RECORDS PROVIDED =>

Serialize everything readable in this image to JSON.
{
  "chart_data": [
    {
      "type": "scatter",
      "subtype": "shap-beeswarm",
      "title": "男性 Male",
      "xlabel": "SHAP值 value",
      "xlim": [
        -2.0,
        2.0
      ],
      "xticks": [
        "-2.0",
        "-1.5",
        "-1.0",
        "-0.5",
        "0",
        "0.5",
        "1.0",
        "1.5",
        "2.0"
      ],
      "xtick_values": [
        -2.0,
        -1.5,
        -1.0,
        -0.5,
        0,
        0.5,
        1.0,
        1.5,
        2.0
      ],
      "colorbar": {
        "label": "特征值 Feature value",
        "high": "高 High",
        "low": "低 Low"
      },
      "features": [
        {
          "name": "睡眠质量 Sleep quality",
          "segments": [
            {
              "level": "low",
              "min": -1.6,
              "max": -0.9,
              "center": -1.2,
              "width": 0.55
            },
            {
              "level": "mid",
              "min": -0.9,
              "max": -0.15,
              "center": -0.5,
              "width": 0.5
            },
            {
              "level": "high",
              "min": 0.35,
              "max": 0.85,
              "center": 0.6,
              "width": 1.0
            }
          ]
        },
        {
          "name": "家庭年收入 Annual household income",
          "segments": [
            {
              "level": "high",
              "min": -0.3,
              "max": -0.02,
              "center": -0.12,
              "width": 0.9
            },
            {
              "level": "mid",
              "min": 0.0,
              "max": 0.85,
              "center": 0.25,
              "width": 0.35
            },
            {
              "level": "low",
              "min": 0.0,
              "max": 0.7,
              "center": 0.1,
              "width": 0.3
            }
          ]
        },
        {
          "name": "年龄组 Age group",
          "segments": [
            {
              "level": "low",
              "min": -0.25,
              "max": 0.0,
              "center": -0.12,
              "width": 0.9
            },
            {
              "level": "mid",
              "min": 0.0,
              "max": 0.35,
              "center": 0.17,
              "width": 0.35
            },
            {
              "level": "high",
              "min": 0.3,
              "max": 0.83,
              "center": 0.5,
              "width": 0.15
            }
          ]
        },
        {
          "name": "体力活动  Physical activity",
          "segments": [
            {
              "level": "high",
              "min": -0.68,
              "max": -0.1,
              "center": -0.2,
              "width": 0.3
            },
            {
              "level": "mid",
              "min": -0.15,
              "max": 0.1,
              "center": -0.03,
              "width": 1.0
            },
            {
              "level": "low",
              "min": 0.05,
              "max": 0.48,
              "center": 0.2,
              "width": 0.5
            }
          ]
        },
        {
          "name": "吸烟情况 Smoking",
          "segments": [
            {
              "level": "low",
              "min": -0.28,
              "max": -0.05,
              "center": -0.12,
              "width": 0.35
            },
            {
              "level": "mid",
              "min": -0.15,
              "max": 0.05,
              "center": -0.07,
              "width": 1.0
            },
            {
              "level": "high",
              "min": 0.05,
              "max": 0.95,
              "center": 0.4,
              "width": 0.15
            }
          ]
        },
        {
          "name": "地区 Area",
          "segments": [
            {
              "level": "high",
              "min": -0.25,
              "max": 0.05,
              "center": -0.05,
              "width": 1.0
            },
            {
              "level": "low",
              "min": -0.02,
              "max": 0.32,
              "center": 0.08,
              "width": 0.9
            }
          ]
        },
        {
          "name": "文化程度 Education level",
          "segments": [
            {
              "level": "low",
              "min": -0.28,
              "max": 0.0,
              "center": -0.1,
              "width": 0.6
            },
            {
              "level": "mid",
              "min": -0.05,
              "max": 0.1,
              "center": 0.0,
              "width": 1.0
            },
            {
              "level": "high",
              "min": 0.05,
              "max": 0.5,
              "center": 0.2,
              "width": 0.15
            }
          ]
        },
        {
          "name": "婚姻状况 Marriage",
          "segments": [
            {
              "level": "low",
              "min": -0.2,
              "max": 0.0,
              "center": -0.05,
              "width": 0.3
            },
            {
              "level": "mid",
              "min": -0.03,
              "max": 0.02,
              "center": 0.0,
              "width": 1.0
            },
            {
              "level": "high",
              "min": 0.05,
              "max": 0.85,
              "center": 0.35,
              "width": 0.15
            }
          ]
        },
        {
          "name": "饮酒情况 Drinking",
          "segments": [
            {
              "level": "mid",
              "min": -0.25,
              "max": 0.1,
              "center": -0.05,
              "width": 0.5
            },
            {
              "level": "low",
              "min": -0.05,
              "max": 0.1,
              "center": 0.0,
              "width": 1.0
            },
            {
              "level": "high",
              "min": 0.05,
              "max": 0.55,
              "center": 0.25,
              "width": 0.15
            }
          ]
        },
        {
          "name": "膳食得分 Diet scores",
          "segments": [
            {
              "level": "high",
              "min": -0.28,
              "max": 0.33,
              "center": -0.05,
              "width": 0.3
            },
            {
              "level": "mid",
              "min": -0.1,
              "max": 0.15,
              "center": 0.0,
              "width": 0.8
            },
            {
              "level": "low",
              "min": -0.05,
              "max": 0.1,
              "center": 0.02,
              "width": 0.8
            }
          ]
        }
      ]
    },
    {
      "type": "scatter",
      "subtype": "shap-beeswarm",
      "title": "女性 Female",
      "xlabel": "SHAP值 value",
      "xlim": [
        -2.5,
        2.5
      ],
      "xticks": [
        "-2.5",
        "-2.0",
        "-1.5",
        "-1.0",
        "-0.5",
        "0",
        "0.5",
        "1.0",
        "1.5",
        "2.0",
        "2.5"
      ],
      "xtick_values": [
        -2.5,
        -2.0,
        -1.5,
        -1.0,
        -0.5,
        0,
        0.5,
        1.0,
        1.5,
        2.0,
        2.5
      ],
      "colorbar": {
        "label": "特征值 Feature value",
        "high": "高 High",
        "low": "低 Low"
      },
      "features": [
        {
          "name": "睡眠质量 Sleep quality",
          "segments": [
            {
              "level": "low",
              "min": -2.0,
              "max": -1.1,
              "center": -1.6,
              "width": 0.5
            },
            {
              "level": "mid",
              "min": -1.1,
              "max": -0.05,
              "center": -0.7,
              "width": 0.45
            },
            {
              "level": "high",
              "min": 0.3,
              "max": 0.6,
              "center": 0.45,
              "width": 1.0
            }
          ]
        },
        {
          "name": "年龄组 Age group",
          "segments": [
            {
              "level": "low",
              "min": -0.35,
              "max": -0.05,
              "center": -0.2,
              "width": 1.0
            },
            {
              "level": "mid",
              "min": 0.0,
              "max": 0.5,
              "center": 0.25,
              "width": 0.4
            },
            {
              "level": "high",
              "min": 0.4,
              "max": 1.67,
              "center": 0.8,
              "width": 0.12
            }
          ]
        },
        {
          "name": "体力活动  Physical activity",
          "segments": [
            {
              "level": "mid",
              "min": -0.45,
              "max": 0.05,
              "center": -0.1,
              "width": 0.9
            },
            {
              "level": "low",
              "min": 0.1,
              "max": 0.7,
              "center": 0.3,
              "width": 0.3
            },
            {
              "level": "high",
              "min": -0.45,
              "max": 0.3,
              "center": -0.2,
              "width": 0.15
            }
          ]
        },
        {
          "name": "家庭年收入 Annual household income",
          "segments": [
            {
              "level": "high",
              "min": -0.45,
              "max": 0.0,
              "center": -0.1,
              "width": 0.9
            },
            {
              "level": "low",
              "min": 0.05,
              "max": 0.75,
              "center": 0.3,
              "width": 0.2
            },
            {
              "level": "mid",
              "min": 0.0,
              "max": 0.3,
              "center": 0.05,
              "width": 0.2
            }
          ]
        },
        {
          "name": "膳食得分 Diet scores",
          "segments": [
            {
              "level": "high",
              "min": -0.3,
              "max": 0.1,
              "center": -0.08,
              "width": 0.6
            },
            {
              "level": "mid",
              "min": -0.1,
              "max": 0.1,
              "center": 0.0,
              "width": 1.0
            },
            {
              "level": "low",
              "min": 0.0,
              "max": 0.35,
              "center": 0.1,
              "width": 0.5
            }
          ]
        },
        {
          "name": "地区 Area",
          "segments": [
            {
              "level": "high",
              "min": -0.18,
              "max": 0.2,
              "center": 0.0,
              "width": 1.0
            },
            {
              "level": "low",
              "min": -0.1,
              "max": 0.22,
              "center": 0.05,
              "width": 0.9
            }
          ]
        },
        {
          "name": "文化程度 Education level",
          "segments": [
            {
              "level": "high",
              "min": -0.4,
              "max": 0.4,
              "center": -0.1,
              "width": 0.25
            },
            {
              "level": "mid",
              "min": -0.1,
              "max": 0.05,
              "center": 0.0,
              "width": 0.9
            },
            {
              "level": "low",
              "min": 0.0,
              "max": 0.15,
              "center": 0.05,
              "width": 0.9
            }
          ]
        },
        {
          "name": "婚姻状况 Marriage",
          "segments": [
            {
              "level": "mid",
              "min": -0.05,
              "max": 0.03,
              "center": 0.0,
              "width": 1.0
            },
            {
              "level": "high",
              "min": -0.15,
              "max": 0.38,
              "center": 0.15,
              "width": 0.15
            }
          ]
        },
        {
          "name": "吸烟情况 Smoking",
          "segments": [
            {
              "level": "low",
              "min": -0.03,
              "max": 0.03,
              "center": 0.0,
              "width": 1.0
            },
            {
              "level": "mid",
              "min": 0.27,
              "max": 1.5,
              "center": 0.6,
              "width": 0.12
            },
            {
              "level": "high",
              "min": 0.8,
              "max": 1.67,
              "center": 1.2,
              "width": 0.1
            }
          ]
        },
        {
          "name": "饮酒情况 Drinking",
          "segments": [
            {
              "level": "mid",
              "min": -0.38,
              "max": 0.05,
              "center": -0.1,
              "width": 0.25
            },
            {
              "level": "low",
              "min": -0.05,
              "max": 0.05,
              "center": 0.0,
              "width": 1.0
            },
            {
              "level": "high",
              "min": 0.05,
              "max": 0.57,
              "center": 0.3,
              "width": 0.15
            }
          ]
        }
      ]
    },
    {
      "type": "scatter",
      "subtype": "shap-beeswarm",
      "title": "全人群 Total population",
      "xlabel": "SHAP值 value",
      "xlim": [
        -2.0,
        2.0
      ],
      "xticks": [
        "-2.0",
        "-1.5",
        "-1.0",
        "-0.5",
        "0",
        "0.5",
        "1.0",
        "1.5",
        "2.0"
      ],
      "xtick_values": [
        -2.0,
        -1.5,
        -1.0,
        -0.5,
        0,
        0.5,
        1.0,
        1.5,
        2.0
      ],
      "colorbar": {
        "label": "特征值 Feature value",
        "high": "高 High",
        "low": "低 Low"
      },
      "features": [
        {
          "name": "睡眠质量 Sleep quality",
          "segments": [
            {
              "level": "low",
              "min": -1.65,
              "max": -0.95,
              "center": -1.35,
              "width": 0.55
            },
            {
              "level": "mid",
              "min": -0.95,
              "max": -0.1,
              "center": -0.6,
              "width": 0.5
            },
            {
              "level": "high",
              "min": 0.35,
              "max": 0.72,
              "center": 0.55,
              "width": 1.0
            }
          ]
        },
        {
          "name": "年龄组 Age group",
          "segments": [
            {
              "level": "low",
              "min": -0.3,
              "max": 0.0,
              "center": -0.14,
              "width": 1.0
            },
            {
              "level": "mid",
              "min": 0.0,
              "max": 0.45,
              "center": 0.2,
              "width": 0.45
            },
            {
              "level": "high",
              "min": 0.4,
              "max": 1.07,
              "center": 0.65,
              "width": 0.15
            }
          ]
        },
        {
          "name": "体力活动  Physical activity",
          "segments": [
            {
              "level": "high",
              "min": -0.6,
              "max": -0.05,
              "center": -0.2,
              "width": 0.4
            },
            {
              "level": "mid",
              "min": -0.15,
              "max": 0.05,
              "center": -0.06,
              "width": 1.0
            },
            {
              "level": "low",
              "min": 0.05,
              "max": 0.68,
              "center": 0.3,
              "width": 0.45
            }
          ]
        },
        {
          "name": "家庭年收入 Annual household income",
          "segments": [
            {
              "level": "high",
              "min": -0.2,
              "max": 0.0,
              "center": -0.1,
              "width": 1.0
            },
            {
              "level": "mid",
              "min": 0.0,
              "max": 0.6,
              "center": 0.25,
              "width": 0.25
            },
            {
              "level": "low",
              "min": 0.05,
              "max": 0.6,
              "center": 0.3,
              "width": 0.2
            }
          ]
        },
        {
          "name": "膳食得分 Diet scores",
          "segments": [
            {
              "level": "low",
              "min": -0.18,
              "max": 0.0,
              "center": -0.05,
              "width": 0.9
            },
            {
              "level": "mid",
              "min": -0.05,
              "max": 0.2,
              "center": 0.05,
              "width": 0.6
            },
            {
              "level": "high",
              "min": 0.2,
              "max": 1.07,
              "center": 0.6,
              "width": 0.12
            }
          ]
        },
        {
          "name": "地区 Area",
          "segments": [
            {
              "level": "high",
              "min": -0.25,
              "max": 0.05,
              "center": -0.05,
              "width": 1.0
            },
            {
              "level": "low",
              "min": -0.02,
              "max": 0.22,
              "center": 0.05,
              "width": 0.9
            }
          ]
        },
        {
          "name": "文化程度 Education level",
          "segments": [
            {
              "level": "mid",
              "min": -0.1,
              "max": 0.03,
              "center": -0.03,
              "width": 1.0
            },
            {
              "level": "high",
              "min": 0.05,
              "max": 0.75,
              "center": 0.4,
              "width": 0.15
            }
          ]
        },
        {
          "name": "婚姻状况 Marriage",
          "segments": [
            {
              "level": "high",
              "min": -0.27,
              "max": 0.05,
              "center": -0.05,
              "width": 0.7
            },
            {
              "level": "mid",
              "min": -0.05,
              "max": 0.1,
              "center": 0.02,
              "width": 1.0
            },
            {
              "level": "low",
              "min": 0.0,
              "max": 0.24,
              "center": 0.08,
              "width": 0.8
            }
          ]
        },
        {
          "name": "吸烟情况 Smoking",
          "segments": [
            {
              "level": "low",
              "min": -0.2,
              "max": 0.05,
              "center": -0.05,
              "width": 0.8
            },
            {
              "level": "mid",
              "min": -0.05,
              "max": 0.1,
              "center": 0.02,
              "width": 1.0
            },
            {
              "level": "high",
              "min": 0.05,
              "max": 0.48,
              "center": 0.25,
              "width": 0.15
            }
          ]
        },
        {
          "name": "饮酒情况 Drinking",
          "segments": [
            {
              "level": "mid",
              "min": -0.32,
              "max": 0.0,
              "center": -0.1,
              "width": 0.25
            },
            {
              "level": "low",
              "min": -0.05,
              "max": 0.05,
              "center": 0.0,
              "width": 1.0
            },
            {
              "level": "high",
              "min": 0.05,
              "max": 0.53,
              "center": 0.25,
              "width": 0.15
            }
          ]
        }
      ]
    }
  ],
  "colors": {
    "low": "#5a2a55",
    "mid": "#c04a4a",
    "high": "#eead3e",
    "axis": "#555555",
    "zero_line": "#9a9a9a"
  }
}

OBJECTIVE => Return nothing except the number of lines that include the string "title".

WORKED SOLUTION => 3